┌──

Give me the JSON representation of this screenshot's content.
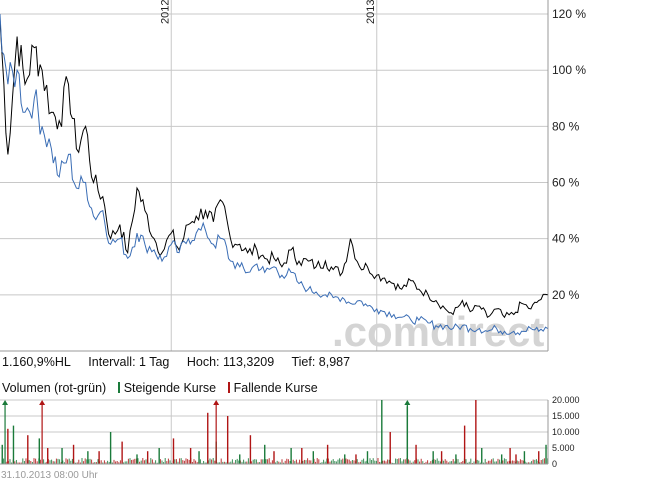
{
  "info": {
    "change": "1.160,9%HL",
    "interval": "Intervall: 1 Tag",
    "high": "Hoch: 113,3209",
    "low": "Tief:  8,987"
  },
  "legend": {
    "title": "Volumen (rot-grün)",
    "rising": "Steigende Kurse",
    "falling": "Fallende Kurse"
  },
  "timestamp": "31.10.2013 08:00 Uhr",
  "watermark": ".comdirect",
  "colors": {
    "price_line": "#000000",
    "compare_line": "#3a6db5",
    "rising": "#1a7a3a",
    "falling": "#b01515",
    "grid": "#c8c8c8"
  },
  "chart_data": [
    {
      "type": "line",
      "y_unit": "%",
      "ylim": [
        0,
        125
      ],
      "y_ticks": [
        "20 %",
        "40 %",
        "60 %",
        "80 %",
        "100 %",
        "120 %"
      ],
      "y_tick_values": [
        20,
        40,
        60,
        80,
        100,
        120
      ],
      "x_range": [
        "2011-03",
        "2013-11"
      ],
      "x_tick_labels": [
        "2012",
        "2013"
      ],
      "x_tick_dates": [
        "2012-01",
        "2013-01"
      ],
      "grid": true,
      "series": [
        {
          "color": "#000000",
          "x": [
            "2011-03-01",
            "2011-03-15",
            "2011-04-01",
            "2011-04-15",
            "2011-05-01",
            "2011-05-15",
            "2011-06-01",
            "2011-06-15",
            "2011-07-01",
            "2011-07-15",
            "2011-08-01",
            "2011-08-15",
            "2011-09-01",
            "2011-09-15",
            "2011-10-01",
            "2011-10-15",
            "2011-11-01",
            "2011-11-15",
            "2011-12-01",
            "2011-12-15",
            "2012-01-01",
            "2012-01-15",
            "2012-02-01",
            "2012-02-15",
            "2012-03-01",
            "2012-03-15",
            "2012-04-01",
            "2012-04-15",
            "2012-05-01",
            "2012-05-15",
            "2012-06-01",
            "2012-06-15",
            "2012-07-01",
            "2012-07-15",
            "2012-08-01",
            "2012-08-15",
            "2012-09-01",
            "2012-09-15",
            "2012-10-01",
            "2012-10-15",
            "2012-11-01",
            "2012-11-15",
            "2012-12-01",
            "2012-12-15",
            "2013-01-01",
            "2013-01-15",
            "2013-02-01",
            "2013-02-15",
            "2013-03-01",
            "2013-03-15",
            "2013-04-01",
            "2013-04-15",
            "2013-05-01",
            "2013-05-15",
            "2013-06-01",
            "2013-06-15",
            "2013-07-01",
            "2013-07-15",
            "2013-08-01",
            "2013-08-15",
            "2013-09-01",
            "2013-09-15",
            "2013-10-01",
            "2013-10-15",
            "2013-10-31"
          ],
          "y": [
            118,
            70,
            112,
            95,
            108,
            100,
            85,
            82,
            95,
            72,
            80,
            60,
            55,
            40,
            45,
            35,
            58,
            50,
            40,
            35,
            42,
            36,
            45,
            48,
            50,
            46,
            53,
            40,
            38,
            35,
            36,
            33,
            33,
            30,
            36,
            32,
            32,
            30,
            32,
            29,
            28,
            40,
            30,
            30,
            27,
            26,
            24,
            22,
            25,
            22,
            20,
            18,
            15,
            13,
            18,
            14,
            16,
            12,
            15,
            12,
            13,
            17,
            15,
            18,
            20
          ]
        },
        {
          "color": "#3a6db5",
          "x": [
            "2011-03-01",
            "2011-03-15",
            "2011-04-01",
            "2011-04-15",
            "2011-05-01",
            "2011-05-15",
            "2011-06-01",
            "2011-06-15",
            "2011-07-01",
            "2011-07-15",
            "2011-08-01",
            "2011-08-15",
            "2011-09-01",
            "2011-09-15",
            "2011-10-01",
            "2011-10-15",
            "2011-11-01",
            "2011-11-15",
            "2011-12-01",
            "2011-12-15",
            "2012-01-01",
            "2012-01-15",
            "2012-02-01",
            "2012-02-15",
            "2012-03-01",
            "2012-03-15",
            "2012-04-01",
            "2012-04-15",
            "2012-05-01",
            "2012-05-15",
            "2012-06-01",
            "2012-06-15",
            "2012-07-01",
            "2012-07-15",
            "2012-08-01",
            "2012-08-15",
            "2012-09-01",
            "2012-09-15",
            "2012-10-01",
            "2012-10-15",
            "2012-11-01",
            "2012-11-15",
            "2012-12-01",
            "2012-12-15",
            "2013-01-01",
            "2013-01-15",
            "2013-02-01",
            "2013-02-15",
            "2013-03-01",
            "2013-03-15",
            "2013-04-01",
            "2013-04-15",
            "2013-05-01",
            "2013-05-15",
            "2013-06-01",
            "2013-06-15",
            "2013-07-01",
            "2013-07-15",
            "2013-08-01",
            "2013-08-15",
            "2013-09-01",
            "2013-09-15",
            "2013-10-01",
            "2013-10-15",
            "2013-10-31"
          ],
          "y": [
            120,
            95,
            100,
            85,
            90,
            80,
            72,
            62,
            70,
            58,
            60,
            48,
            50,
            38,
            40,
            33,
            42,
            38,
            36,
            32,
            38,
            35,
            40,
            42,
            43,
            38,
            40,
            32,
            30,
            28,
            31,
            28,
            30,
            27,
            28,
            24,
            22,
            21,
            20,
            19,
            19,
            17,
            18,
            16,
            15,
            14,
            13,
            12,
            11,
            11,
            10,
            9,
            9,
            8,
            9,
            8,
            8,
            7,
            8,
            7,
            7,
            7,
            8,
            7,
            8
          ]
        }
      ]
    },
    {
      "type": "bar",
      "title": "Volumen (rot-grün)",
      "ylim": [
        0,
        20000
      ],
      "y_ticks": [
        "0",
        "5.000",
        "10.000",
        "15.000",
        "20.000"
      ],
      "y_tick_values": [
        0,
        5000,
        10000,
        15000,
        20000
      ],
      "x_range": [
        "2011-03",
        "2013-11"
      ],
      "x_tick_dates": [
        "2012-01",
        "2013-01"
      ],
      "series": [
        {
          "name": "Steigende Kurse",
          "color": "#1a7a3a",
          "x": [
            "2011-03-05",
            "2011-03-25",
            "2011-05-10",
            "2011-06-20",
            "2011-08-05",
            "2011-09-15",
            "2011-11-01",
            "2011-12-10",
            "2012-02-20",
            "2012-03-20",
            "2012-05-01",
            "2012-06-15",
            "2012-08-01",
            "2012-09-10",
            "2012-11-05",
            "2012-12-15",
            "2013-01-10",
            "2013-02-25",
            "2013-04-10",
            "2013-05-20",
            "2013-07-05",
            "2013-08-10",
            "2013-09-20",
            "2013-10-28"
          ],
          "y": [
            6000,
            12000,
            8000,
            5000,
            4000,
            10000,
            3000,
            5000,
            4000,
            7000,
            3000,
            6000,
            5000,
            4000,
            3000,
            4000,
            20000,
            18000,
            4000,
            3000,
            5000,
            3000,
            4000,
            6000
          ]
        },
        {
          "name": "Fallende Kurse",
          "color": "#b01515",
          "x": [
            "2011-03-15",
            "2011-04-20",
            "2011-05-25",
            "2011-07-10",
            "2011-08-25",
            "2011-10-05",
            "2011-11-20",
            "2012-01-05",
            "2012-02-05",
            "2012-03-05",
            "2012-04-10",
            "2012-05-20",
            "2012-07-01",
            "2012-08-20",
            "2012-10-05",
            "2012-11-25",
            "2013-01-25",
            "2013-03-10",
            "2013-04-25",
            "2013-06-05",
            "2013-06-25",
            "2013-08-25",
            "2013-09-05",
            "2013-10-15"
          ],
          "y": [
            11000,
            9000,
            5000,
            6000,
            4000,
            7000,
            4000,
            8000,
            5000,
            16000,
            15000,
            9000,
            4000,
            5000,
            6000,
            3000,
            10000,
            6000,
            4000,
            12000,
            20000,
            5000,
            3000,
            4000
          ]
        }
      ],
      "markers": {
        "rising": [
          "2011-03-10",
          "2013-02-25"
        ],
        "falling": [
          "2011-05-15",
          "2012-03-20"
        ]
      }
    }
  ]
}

└──

- **Aim**
In the listing, find each line with the string "grün" and copy it.

- **Exercise response**
    "title": "Volumen (rot-grün)",
      "title": "Volumen (rot-grün)",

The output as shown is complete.